■ Study questions
**A)** Reproduce the part of the article on depression in old age starting with "3 to 63 percent" and going on through "been cleared yet.".
**B)** Which groups of older people does the article on depression in old age give a depression rate for?
**C)** How many community-dwelling Medicare recipients did the research in the article on depression in old age include?

■ Extracted text

+ + + + +

Depression in Old Age Associated With Cognitive Decline, Dementia
Depression in older adults has been found to be associated with an increased risk of cognitive decline and dementia.
3 to 63 percent of people with mild cognitive impairment show signs of depression, according to a new study. Other studies have shown that people who suffer from depression are at increased risk of developing dementia. However, why depression leads to dementia hasn't been cleared yet.
According to the National Institute of Mental Health, the risk of depression in the elderly increases with illness or when they lose ability to function independently. An estimated 1 to 5 percent of old people living in community centers suffer from major depression. The rate of depression increases to 13.5 percent in old people who require home healthcare and to 11.5 percent in elderly hospital patients.
The research included 2,160 community-dwelling Medicare recipients. Researchers led by Edo Richard, M.D., Ph.D., of the University of Amsterdam, the Netherlands evaluated the association between depression that sets later in life and incidence of mild cognitive impairment along with dementia.
Researchers found that depression was associated with mild cognitive impairment and dementia. People with mild cognitive impairment along with depression were at higher risk of dementia, especially vascular dementia, but not Alzheimer's disease.

+ + + + +

■ Records from a data source
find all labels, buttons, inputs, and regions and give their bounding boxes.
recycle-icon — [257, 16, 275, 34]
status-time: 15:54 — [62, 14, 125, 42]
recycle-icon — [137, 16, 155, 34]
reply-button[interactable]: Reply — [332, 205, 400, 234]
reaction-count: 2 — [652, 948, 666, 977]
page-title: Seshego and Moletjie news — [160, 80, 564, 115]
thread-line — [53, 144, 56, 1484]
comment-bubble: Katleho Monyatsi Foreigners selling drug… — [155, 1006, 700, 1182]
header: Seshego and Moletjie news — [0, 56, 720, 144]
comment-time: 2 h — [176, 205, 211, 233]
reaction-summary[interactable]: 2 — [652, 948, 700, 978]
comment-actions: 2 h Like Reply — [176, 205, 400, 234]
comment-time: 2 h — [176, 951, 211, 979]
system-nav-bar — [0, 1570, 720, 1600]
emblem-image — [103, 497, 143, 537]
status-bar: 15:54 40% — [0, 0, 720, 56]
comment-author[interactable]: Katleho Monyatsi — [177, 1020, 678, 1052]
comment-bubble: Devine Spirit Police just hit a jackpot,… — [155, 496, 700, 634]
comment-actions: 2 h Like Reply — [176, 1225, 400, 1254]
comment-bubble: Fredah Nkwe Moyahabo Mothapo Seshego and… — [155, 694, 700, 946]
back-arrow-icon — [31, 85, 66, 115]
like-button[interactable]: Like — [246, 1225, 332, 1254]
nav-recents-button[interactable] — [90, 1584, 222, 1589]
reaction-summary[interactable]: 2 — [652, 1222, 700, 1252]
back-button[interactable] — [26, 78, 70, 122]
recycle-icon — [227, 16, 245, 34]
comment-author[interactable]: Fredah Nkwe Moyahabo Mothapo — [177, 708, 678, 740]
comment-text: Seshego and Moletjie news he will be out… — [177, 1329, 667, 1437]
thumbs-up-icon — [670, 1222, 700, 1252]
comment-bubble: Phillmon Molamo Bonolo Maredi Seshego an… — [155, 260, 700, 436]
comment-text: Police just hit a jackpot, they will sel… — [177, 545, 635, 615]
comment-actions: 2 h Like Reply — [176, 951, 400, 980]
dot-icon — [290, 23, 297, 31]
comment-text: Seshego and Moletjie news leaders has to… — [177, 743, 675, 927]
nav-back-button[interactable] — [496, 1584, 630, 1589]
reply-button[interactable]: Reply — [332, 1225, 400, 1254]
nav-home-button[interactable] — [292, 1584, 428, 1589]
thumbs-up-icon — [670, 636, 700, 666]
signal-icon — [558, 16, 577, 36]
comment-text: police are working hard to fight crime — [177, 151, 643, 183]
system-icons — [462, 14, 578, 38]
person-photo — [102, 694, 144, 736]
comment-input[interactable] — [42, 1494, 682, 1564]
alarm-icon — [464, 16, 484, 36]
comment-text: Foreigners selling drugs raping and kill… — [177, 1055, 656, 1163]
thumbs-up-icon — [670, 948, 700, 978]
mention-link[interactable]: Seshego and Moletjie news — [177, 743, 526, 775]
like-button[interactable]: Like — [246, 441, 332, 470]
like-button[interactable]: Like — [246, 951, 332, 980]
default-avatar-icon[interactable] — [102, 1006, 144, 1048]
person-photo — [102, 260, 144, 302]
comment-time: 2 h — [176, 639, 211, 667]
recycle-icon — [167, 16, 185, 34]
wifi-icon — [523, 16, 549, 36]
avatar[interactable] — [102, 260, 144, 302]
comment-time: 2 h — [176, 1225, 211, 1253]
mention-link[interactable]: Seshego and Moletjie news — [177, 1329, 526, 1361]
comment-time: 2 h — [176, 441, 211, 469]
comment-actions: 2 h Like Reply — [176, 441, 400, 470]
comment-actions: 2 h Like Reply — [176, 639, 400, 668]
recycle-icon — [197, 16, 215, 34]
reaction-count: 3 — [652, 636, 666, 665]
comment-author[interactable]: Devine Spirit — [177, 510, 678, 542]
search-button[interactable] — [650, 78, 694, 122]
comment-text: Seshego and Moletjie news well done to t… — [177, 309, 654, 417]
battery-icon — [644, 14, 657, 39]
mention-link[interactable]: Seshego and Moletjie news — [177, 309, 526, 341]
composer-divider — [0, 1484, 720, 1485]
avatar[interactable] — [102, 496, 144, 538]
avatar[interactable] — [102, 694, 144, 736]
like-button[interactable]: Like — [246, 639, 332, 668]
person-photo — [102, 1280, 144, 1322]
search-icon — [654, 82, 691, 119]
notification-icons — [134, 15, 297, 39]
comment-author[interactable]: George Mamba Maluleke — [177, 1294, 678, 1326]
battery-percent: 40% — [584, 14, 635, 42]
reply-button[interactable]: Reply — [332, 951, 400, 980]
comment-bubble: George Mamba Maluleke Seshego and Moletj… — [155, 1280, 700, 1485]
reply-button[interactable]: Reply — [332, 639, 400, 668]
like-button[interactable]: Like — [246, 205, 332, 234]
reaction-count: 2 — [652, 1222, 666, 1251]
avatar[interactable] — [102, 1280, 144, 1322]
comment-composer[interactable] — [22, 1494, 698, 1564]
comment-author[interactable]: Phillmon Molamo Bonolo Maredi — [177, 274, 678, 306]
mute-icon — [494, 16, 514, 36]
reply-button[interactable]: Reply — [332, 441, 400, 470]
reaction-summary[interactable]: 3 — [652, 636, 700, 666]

+ + + + +

■ Activity answers
**A)**
3 to 63 percent of people with mild cognitive impairment show signs of depression, according to a new study. Other studies have shown that people who suffer from depression are at increased risk of developing dementia. However, why depression leads to dementia hasn't been cleared yet.

**B)**
- Old people living in community centers
- Old people who require home healthcare
- Elderly hospital patients

**C)** 2,160